→ To do
All of the material below is to be restated word for word, apart from the pictures.

[Figure record listings]
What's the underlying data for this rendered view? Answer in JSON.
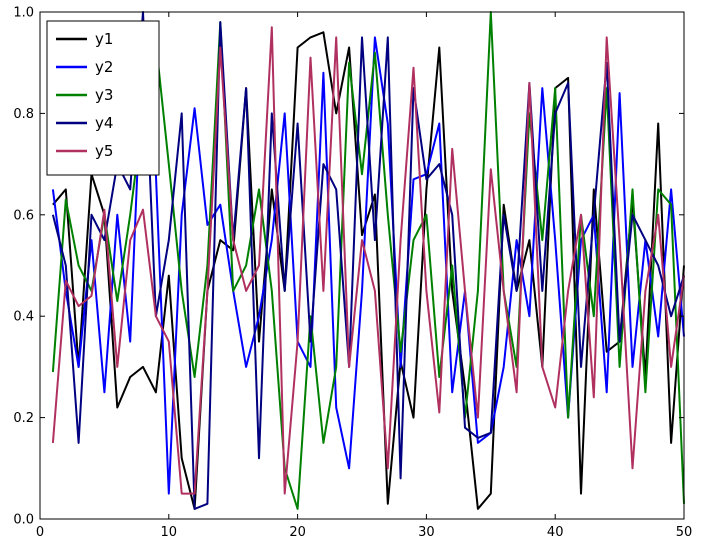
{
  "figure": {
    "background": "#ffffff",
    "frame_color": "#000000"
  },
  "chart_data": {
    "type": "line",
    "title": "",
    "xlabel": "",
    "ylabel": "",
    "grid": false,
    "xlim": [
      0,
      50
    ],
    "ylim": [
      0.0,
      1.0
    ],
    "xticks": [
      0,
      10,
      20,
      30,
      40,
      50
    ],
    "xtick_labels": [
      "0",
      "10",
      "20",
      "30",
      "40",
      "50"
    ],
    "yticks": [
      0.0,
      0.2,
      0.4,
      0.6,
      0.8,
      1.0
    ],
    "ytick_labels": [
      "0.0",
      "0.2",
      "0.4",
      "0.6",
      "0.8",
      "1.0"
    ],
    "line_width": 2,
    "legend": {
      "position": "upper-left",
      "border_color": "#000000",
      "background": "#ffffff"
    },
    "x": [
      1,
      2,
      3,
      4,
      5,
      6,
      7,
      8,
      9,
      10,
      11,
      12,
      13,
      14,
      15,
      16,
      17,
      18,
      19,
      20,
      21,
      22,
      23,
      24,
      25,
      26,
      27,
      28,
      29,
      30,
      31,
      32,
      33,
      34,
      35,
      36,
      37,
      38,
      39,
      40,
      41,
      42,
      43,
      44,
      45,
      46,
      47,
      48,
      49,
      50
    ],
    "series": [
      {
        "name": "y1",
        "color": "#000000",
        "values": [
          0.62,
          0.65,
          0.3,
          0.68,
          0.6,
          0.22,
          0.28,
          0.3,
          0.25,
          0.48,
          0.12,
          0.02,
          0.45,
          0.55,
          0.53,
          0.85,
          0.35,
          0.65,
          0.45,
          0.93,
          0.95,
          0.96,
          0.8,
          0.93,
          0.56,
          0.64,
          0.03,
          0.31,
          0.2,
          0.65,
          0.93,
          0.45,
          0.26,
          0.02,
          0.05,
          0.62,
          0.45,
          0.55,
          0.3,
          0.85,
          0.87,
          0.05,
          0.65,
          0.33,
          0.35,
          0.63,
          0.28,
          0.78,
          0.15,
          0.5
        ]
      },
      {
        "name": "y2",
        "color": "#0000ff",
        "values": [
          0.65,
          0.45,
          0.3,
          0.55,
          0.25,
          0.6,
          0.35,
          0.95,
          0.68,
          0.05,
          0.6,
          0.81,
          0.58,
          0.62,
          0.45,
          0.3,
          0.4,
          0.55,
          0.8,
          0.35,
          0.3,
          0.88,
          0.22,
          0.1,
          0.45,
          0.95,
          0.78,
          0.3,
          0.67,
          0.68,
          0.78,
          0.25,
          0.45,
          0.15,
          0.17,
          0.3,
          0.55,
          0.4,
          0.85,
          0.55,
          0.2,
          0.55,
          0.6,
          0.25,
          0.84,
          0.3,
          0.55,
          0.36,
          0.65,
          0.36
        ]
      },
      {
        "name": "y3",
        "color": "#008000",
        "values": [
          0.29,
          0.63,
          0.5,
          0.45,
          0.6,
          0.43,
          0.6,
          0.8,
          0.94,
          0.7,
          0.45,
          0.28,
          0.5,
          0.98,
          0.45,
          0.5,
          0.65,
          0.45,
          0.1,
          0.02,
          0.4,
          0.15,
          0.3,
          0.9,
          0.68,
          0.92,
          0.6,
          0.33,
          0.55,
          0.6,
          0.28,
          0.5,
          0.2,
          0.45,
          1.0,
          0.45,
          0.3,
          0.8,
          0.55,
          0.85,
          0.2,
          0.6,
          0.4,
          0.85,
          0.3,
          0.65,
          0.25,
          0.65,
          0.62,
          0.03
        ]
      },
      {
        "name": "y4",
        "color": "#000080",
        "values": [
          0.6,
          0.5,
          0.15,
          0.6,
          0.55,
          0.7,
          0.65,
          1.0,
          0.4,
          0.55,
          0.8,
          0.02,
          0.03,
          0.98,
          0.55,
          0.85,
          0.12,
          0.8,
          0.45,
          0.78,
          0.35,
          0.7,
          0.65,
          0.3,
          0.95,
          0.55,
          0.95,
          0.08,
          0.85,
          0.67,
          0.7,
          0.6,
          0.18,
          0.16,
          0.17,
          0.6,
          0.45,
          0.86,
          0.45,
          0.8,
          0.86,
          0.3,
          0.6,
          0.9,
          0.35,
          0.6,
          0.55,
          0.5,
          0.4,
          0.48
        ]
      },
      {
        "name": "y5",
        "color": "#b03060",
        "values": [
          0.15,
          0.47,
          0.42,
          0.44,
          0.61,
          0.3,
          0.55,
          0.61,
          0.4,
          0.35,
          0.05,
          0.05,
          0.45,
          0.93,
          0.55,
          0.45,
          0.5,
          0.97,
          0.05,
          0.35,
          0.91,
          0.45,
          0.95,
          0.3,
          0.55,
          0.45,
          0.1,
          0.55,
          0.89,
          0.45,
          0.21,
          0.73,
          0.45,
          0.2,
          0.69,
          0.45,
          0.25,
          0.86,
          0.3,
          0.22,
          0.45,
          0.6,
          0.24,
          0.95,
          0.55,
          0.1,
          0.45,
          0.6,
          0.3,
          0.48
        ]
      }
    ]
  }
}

→ Task output
What's the underlying data for this rendered view? Answer in JSON.
{
  "figure": {
    "background": "#ffffff",
    "frame_color": "#000000"
  },
  "chart_data": {
    "type": "line",
    "title": "",
    "xlabel": "",
    "ylabel": "",
    "grid": false,
    "xlim": [
      0,
      50
    ],
    "ylim": [
      0.0,
      1.0
    ],
    "xticks": [
      0,
      10,
      20,
      30,
      40,
      50
    ],
    "xtick_labels": [
      "0",
      "10",
      "20",
      "30",
      "40",
      "50"
    ],
    "yticks": [
      0.0,
      0.2,
      0.4,
      0.6,
      0.8,
      1.0
    ],
    "ytick_labels": [
      "0.0",
      "0.2",
      "0.4",
      "0.6",
      "0.8",
      "1.0"
    ],
    "line_width": 2,
    "legend": {
      "position": "upper-left",
      "border_color": "#000000",
      "background": "#ffffff"
    },
    "x": [
      1,
      2,
      3,
      4,
      5,
      6,
      7,
      8,
      9,
      10,
      11,
      12,
      13,
      14,
      15,
      16,
      17,
      18,
      19,
      20,
      21,
      22,
      23,
      24,
      25,
      26,
      27,
      28,
      29,
      30,
      31,
      32,
      33,
      34,
      35,
      36,
      37,
      38,
      39,
      40,
      41,
      42,
      43,
      44,
      45,
      46,
      47,
      48,
      49,
      50
    ],
    "series": [
      {
        "name": "y1",
        "color": "#000000",
        "values": [
          0.62,
          0.65,
          0.3,
          0.68,
          0.6,
          0.22,
          0.28,
          0.3,
          0.25,
          0.48,
          0.12,
          0.02,
          0.45,
          0.55,
          0.53,
          0.85,
          0.35,
          0.65,
          0.45,
          0.93,
          0.95,
          0.96,
          0.8,
          0.93,
          0.56,
          0.64,
          0.03,
          0.31,
          0.2,
          0.65,
          0.93,
          0.45,
          0.26,
          0.02,
          0.05,
          0.62,
          0.45,
          0.55,
          0.3,
          0.85,
          0.87,
          0.05,
          0.65,
          0.33,
          0.35,
          0.63,
          0.28,
          0.78,
          0.15,
          0.5
        ]
      },
      {
        "name": "y2",
        "color": "#0000ff",
        "values": [
          0.65,
          0.45,
          0.3,
          0.55,
          0.25,
          0.6,
          0.35,
          0.95,
          0.68,
          0.05,
          0.6,
          0.81,
          0.58,
          0.62,
          0.45,
          0.3,
          0.4,
          0.55,
          0.8,
          0.35,
          0.3,
          0.88,
          0.22,
          0.1,
          0.45,
          0.95,
          0.78,
          0.3,
          0.67,
          0.68,
          0.78,
          0.25,
          0.45,
          0.15,
          0.17,
          0.3,
          0.55,
          0.4,
          0.85,
          0.55,
          0.2,
          0.55,
          0.6,
          0.25,
          0.84,
          0.3,
          0.55,
          0.36,
          0.65,
          0.36
        ]
      },
      {
        "name": "y3",
        "color": "#008000",
        "values": [
          0.29,
          0.63,
          0.5,
          0.45,
          0.6,
          0.43,
          0.6,
          0.8,
          0.94,
          0.7,
          0.45,
          0.28,
          0.5,
          0.98,
          0.45,
          0.5,
          0.65,
          0.45,
          0.1,
          0.02,
          0.4,
          0.15,
          0.3,
          0.9,
          0.68,
          0.92,
          0.6,
          0.33,
          0.55,
          0.6,
          0.28,
          0.5,
          0.2,
          0.45,
          1.0,
          0.45,
          0.3,
          0.8,
          0.55,
          0.85,
          0.2,
          0.6,
          0.4,
          0.85,
          0.3,
          0.65,
          0.25,
          0.65,
          0.62,
          0.03
        ]
      },
      {
        "name": "y4",
        "color": "#000080",
        "values": [
          0.6,
          0.5,
          0.15,
          0.6,
          0.55,
          0.7,
          0.65,
          1.0,
          0.4,
          0.55,
          0.8,
          0.02,
          0.03,
          0.98,
          0.55,
          0.85,
          0.12,
          0.8,
          0.45,
          0.78,
          0.35,
          0.7,
          0.65,
          0.3,
          0.95,
          0.55,
          0.95,
          0.08,
          0.85,
          0.67,
          0.7,
          0.6,
          0.18,
          0.16,
          0.17,
          0.6,
          0.45,
          0.86,
          0.45,
          0.8,
          0.86,
          0.3,
          0.6,
          0.9,
          0.35,
          0.6,
          0.55,
          0.5,
          0.4,
          0.48
        ]
      },
      {
        "name": "y5",
        "color": "#b03060",
        "values": [
          0.15,
          0.47,
          0.42,
          0.44,
          0.61,
          0.3,
          0.55,
          0.61,
          0.4,
          0.35,
          0.05,
          0.05,
          0.45,
          0.93,
          0.55,
          0.45,
          0.5,
          0.97,
          0.05,
          0.35,
          0.91,
          0.45,
          0.95,
          0.3,
          0.55,
          0.45,
          0.1,
          0.55,
          0.89,
          0.45,
          0.21,
          0.73,
          0.45,
          0.2,
          0.69,
          0.45,
          0.25,
          0.86,
          0.3,
          0.22,
          0.45,
          0.6,
          0.24,
          0.95,
          0.55,
          0.1,
          0.45,
          0.6,
          0.3,
          0.48
        ]
      }
    ]
  }
}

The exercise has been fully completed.